*DATA SUPPLIED*
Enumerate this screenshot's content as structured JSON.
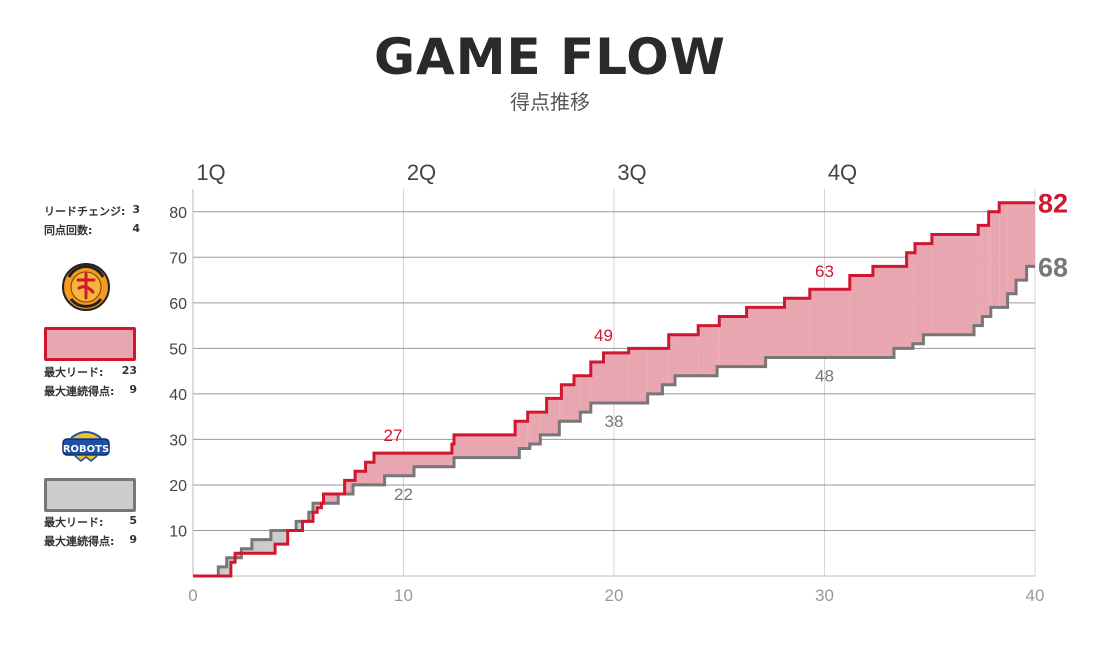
{
  "header": {
    "title": "GAME FLOW",
    "subtitle": "得点推移"
  },
  "sidebar": {
    "summary": [
      {
        "label": "リードチェンジ:",
        "value": "3"
      },
      {
        "label": "同点回数:",
        "value": "4"
      }
    ],
    "home": {
      "logo_text": "NAGOYA DIAMOND DOLPHINS",
      "color": "#d0172f",
      "fill": "#e8a6b0",
      "stats": [
        {
          "label": "最大リード:",
          "value": "23"
        },
        {
          "label": "最大連続得点:",
          "value": "9"
        }
      ]
    },
    "away": {
      "logo_text": "ROBOTS",
      "color": "#777777",
      "fill": "#cccccc",
      "stats": [
        {
          "label": "最大リード:",
          "value": "5"
        },
        {
          "label": "最大連続得点:",
          "value": "9"
        }
      ]
    }
  },
  "chart_data": {
    "type": "line",
    "title": "GAME FLOW",
    "subtitle": "得点推移",
    "xlabel": "",
    "ylabel": "",
    "xlim": [
      0,
      40
    ],
    "ylim": [
      0,
      85
    ],
    "x_ticks": [
      0,
      10,
      20,
      30,
      40
    ],
    "y_ticks": [
      10,
      20,
      30,
      40,
      50,
      60,
      70,
      80
    ],
    "quarters": [
      {
        "label": "1Q",
        "x": 0
      },
      {
        "label": "2Q",
        "x": 10
      },
      {
        "label": "3Q",
        "x": 20
      },
      {
        "label": "4Q",
        "x": 30
      }
    ],
    "grid": true,
    "series": [
      {
        "role": "home",
        "color": "#d0172f",
        "points": [
          [
            0,
            0
          ],
          [
            1.8,
            0
          ],
          [
            1.8,
            3
          ],
          [
            2,
            3
          ],
          [
            2,
            5
          ],
          [
            3.9,
            5
          ],
          [
            3.9,
            7
          ],
          [
            4.5,
            7
          ],
          [
            4.5,
            10
          ],
          [
            5.2,
            10
          ],
          [
            5.2,
            12
          ],
          [
            5.7,
            12
          ],
          [
            5.7,
            14
          ],
          [
            5.9,
            14
          ],
          [
            5.9,
            15
          ],
          [
            6.1,
            15
          ],
          [
            6.1,
            16
          ],
          [
            6.2,
            16
          ],
          [
            6.2,
            18
          ],
          [
            7.2,
            18
          ],
          [
            7.2,
            21
          ],
          [
            7.7,
            21
          ],
          [
            7.7,
            23
          ],
          [
            8.2,
            23
          ],
          [
            8.2,
            25
          ],
          [
            8.6,
            25
          ],
          [
            8.6,
            27
          ],
          [
            12.3,
            27
          ],
          [
            12.3,
            29
          ],
          [
            12.4,
            29
          ],
          [
            12.4,
            31
          ],
          [
            15.3,
            31
          ],
          [
            15.3,
            34
          ],
          [
            15.9,
            34
          ],
          [
            15.9,
            36
          ],
          [
            16.8,
            36
          ],
          [
            16.8,
            39
          ],
          [
            17.5,
            39
          ],
          [
            17.5,
            42
          ],
          [
            18.1,
            42
          ],
          [
            18.1,
            44
          ],
          [
            18.9,
            44
          ],
          [
            18.9,
            47
          ],
          [
            19.5,
            47
          ],
          [
            19.5,
            49
          ],
          [
            20.7,
            49
          ],
          [
            20.7,
            50
          ],
          [
            22.6,
            50
          ],
          [
            22.6,
            53
          ],
          [
            24,
            53
          ],
          [
            24,
            55
          ],
          [
            25,
            55
          ],
          [
            25,
            57
          ],
          [
            26.3,
            57
          ],
          [
            26.3,
            59
          ],
          [
            28.1,
            59
          ],
          [
            28.1,
            61
          ],
          [
            29.3,
            61
          ],
          [
            29.3,
            63
          ],
          [
            31.2,
            63
          ],
          [
            31.2,
            66
          ],
          [
            32.3,
            66
          ],
          [
            32.3,
            68
          ],
          [
            33.9,
            68
          ],
          [
            33.9,
            71
          ],
          [
            34.3,
            71
          ],
          [
            34.3,
            73
          ],
          [
            35.1,
            73
          ],
          [
            35.1,
            75
          ],
          [
            37.3,
            75
          ],
          [
            37.3,
            77
          ],
          [
            37.8,
            77
          ],
          [
            37.8,
            80
          ],
          [
            38.3,
            80
          ],
          [
            38.3,
            82
          ],
          [
            40,
            82
          ]
        ],
        "labels": [
          {
            "x": 9.5,
            "y": 27,
            "text": "27"
          },
          {
            "x": 19.5,
            "y": 49,
            "text": "49"
          },
          {
            "x": 30,
            "y": 63,
            "text": "63"
          }
        ],
        "final": "82"
      },
      {
        "role": "away",
        "color": "#777777",
        "points": [
          [
            0,
            0
          ],
          [
            1.2,
            0
          ],
          [
            1.2,
            2
          ],
          [
            1.6,
            2
          ],
          [
            1.6,
            4
          ],
          [
            2.3,
            4
          ],
          [
            2.3,
            6
          ],
          [
            2.8,
            6
          ],
          [
            2.8,
            8
          ],
          [
            3.7,
            8
          ],
          [
            3.7,
            10
          ],
          [
            4.9,
            10
          ],
          [
            4.9,
            12
          ],
          [
            5.5,
            12
          ],
          [
            5.5,
            14
          ],
          [
            5.7,
            14
          ],
          [
            5.7,
            16
          ],
          [
            6.9,
            16
          ],
          [
            6.9,
            18
          ],
          [
            7.6,
            18
          ],
          [
            7.6,
            20
          ],
          [
            9.1,
            20
          ],
          [
            9.1,
            22
          ],
          [
            10.5,
            22
          ],
          [
            10.5,
            24
          ],
          [
            12.4,
            24
          ],
          [
            12.4,
            26
          ],
          [
            15.5,
            26
          ],
          [
            15.5,
            28
          ],
          [
            16,
            28
          ],
          [
            16,
            29
          ],
          [
            16.5,
            29
          ],
          [
            16.5,
            31
          ],
          [
            17.4,
            31
          ],
          [
            17.4,
            34
          ],
          [
            18.4,
            34
          ],
          [
            18.4,
            36
          ],
          [
            18.9,
            36
          ],
          [
            18.9,
            38
          ],
          [
            21.6,
            38
          ],
          [
            21.6,
            40
          ],
          [
            22.3,
            40
          ],
          [
            22.3,
            42
          ],
          [
            22.9,
            42
          ],
          [
            22.9,
            44
          ],
          [
            24.9,
            44
          ],
          [
            24.9,
            46
          ],
          [
            27.2,
            46
          ],
          [
            27.2,
            48
          ],
          [
            33.3,
            48
          ],
          [
            33.3,
            50
          ],
          [
            34.2,
            50
          ],
          [
            34.2,
            51
          ],
          [
            34.7,
            51
          ],
          [
            34.7,
            53
          ],
          [
            37.1,
            53
          ],
          [
            37.1,
            55
          ],
          [
            37.5,
            55
          ],
          [
            37.5,
            57
          ],
          [
            37.9,
            57
          ],
          [
            37.9,
            59
          ],
          [
            38.7,
            59
          ],
          [
            38.7,
            62
          ],
          [
            39.1,
            62
          ],
          [
            39.1,
            65
          ],
          [
            39.6,
            65
          ],
          [
            39.6,
            68
          ],
          [
            40,
            68
          ]
        ],
        "labels": [
          {
            "x": 10,
            "y": 22,
            "text": "22"
          },
          {
            "x": 20,
            "y": 38,
            "text": "38"
          },
          {
            "x": 30,
            "y": 48,
            "text": "48"
          }
        ],
        "final": "68"
      }
    ]
  }
}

*TASK TO CARRY OUT*
Transcribe all of the material exactly, leaving out whatever pictures it contains.

*RESULT FOR THIS TASK*
Enumerate this screenshot's content as structured JSON.
{
  "header": {
    "title": "GAME FLOW",
    "subtitle": "得点推移"
  },
  "sidebar": {
    "summary": [
      {
        "label": "リードチェンジ:",
        "value": "3"
      },
      {
        "label": "同点回数:",
        "value": "4"
      }
    ],
    "home": {
      "logo_text": "NAGOYA DIAMOND DOLPHINS",
      "color": "#d0172f",
      "fill": "#e8a6b0",
      "stats": [
        {
          "label": "最大リード:",
          "value": "23"
        },
        {
          "label": "最大連続得点:",
          "value": "9"
        }
      ]
    },
    "away": {
      "logo_text": "ROBOTS",
      "color": "#777777",
      "fill": "#cccccc",
      "stats": [
        {
          "label": "最大リード:",
          "value": "5"
        },
        {
          "label": "最大連続得点:",
          "value": "9"
        }
      ]
    }
  },
  "chart_data": {
    "type": "line",
    "title": "GAME FLOW",
    "subtitle": "得点推移",
    "xlabel": "",
    "ylabel": "",
    "xlim": [
      0,
      40
    ],
    "ylim": [
      0,
      85
    ],
    "x_ticks": [
      0,
      10,
      20,
      30,
      40
    ],
    "y_ticks": [
      10,
      20,
      30,
      40,
      50,
      60,
      70,
      80
    ],
    "quarters": [
      {
        "label": "1Q",
        "x": 0
      },
      {
        "label": "2Q",
        "x": 10
      },
      {
        "label": "3Q",
        "x": 20
      },
      {
        "label": "4Q",
        "x": 30
      }
    ],
    "grid": true,
    "series": [
      {
        "role": "home",
        "color": "#d0172f",
        "points": [
          [
            0,
            0
          ],
          [
            1.8,
            0
          ],
          [
            1.8,
            3
          ],
          [
            2,
            3
          ],
          [
            2,
            5
          ],
          [
            3.9,
            5
          ],
          [
            3.9,
            7
          ],
          [
            4.5,
            7
          ],
          [
            4.5,
            10
          ],
          [
            5.2,
            10
          ],
          [
            5.2,
            12
          ],
          [
            5.7,
            12
          ],
          [
            5.7,
            14
          ],
          [
            5.9,
            14
          ],
          [
            5.9,
            15
          ],
          [
            6.1,
            15
          ],
          [
            6.1,
            16
          ],
          [
            6.2,
            16
          ],
          [
            6.2,
            18
          ],
          [
            7.2,
            18
          ],
          [
            7.2,
            21
          ],
          [
            7.7,
            21
          ],
          [
            7.7,
            23
          ],
          [
            8.2,
            23
          ],
          [
            8.2,
            25
          ],
          [
            8.6,
            25
          ],
          [
            8.6,
            27
          ],
          [
            12.3,
            27
          ],
          [
            12.3,
            29
          ],
          [
            12.4,
            29
          ],
          [
            12.4,
            31
          ],
          [
            15.3,
            31
          ],
          [
            15.3,
            34
          ],
          [
            15.9,
            34
          ],
          [
            15.9,
            36
          ],
          [
            16.8,
            36
          ],
          [
            16.8,
            39
          ],
          [
            17.5,
            39
          ],
          [
            17.5,
            42
          ],
          [
            18.1,
            42
          ],
          [
            18.1,
            44
          ],
          [
            18.9,
            44
          ],
          [
            18.9,
            47
          ],
          [
            19.5,
            47
          ],
          [
            19.5,
            49
          ],
          [
            20.7,
            49
          ],
          [
            20.7,
            50
          ],
          [
            22.6,
            50
          ],
          [
            22.6,
            53
          ],
          [
            24,
            53
          ],
          [
            24,
            55
          ],
          [
            25,
            55
          ],
          [
            25,
            57
          ],
          [
            26.3,
            57
          ],
          [
            26.3,
            59
          ],
          [
            28.1,
            59
          ],
          [
            28.1,
            61
          ],
          [
            29.3,
            61
          ],
          [
            29.3,
            63
          ],
          [
            31.2,
            63
          ],
          [
            31.2,
            66
          ],
          [
            32.3,
            66
          ],
          [
            32.3,
            68
          ],
          [
            33.9,
            68
          ],
          [
            33.9,
            71
          ],
          [
            34.3,
            71
          ],
          [
            34.3,
            73
          ],
          [
            35.1,
            73
          ],
          [
            35.1,
            75
          ],
          [
            37.3,
            75
          ],
          [
            37.3,
            77
          ],
          [
            37.8,
            77
          ],
          [
            37.8,
            80
          ],
          [
            38.3,
            80
          ],
          [
            38.3,
            82
          ],
          [
            40,
            82
          ]
        ],
        "labels": [
          {
            "x": 9.5,
            "y": 27,
            "text": "27"
          },
          {
            "x": 19.5,
            "y": 49,
            "text": "49"
          },
          {
            "x": 30,
            "y": 63,
            "text": "63"
          }
        ],
        "final": "82"
      },
      {
        "role": "away",
        "color": "#777777",
        "points": [
          [
            0,
            0
          ],
          [
            1.2,
            0
          ],
          [
            1.2,
            2
          ],
          [
            1.6,
            2
          ],
          [
            1.6,
            4
          ],
          [
            2.3,
            4
          ],
          [
            2.3,
            6
          ],
          [
            2.8,
            6
          ],
          [
            2.8,
            8
          ],
          [
            3.7,
            8
          ],
          [
            3.7,
            10
          ],
          [
            4.9,
            10
          ],
          [
            4.9,
            12
          ],
          [
            5.5,
            12
          ],
          [
            5.5,
            14
          ],
          [
            5.7,
            14
          ],
          [
            5.7,
            16
          ],
          [
            6.9,
            16
          ],
          [
            6.9,
            18
          ],
          [
            7.6,
            18
          ],
          [
            7.6,
            20
          ],
          [
            9.1,
            20
          ],
          [
            9.1,
            22
          ],
          [
            10.5,
            22
          ],
          [
            10.5,
            24
          ],
          [
            12.4,
            24
          ],
          [
            12.4,
            26
          ],
          [
            15.5,
            26
          ],
          [
            15.5,
            28
          ],
          [
            16,
            28
          ],
          [
            16,
            29
          ],
          [
            16.5,
            29
          ],
          [
            16.5,
            31
          ],
          [
            17.4,
            31
          ],
          [
            17.4,
            34
          ],
          [
            18.4,
            34
          ],
          [
            18.4,
            36
          ],
          [
            18.9,
            36
          ],
          [
            18.9,
            38
          ],
          [
            21.6,
            38
          ],
          [
            21.6,
            40
          ],
          [
            22.3,
            40
          ],
          [
            22.3,
            42
          ],
          [
            22.9,
            42
          ],
          [
            22.9,
            44
          ],
          [
            24.9,
            44
          ],
          [
            24.9,
            46
          ],
          [
            27.2,
            46
          ],
          [
            27.2,
            48
          ],
          [
            33.3,
            48
          ],
          [
            33.3,
            50
          ],
          [
            34.2,
            50
          ],
          [
            34.2,
            51
          ],
          [
            34.7,
            51
          ],
          [
            34.7,
            53
          ],
          [
            37.1,
            53
          ],
          [
            37.1,
            55
          ],
          [
            37.5,
            55
          ],
          [
            37.5,
            57
          ],
          [
            37.9,
            57
          ],
          [
            37.9,
            59
          ],
          [
            38.7,
            59
          ],
          [
            38.7,
            62
          ],
          [
            39.1,
            62
          ],
          [
            39.1,
            65
          ],
          [
            39.6,
            65
          ],
          [
            39.6,
            68
          ],
          [
            40,
            68
          ]
        ],
        "labels": [
          {
            "x": 10,
            "y": 22,
            "text": "22"
          },
          {
            "x": 20,
            "y": 38,
            "text": "38"
          },
          {
            "x": 30,
            "y": 48,
            "text": "48"
          }
        ],
        "final": "68"
      }
    ]
  }
}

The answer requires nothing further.